* **Written exercise**:
Reproduce all of the data exactly, with no line skipped.

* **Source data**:
········

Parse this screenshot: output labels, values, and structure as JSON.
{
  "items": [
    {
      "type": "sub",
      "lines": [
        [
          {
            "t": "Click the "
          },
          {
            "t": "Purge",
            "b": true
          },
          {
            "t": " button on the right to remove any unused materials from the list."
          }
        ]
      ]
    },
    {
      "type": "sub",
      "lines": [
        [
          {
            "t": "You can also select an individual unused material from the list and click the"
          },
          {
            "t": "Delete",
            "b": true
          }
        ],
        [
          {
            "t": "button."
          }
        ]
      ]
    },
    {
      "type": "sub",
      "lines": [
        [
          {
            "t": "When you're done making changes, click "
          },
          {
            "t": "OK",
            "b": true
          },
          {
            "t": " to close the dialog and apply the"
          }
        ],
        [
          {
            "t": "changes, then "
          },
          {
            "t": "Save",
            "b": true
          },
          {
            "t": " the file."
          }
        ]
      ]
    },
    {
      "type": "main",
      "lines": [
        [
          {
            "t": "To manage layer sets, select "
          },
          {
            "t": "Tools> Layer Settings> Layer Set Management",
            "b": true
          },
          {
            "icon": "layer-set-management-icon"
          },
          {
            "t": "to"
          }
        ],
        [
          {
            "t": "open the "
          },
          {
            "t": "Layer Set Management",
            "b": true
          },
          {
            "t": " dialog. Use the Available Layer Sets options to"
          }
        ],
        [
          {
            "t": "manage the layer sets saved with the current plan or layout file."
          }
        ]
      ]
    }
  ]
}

········

* **Task output**:
Parse this screenshot: output labels, values, and structure as JSON.
{
  "items": [
    {
      "type": "sub",
      "lines": [
        [
          {
            "t": "Click the "
          },
          {
            "t": "Purge",
            "b": true
          },
          {
            "t": " button on the right to remove any unused materials from the list."
          }
        ]
      ]
    },
    {
      "type": "sub",
      "lines": [
        [
          {
            "t": "You can also select an individual unused material from the list and click the"
          },
          {
            "t": "Delete",
            "b": true
          }
        ],
        [
          {
            "t": "button."
          }
        ]
      ]
    },
    {
      "type": "sub",
      "lines": [
        [
          {
            "t": "When you're done making changes, click "
          },
          {
            "t": "OK",
            "b": true
          },
          {
            "t": " to close the dialog and apply the"
          }
        ],
        [
          {
            "t": "changes, then "
          },
          {
            "t": "Save",
            "b": true
          },
          {
            "t": " the file."
          }
        ]
      ]
    },
    {
      "type": "main",
      "lines": [
        [
          {
            "t": "To manage layer sets, select "
          },
          {
            "t": "Tools> Layer Settings> Layer Set Management",
            "b": true
          },
          {
            "icon": "layer-set-management-icon"
          },
          {
            "t": "to"
          }
        ],
        [
          {
            "t": "open the "
          },
          {
            "t": "Layer Set Management",
            "b": true
          },
          {
            "t": " dialog. Use the Available Layer Sets options to"
          }
        ],
        [
          {
            "t": "manage the layer sets saved with the current plan or layout file."
          }
        ]
      ]
    }
  ]
}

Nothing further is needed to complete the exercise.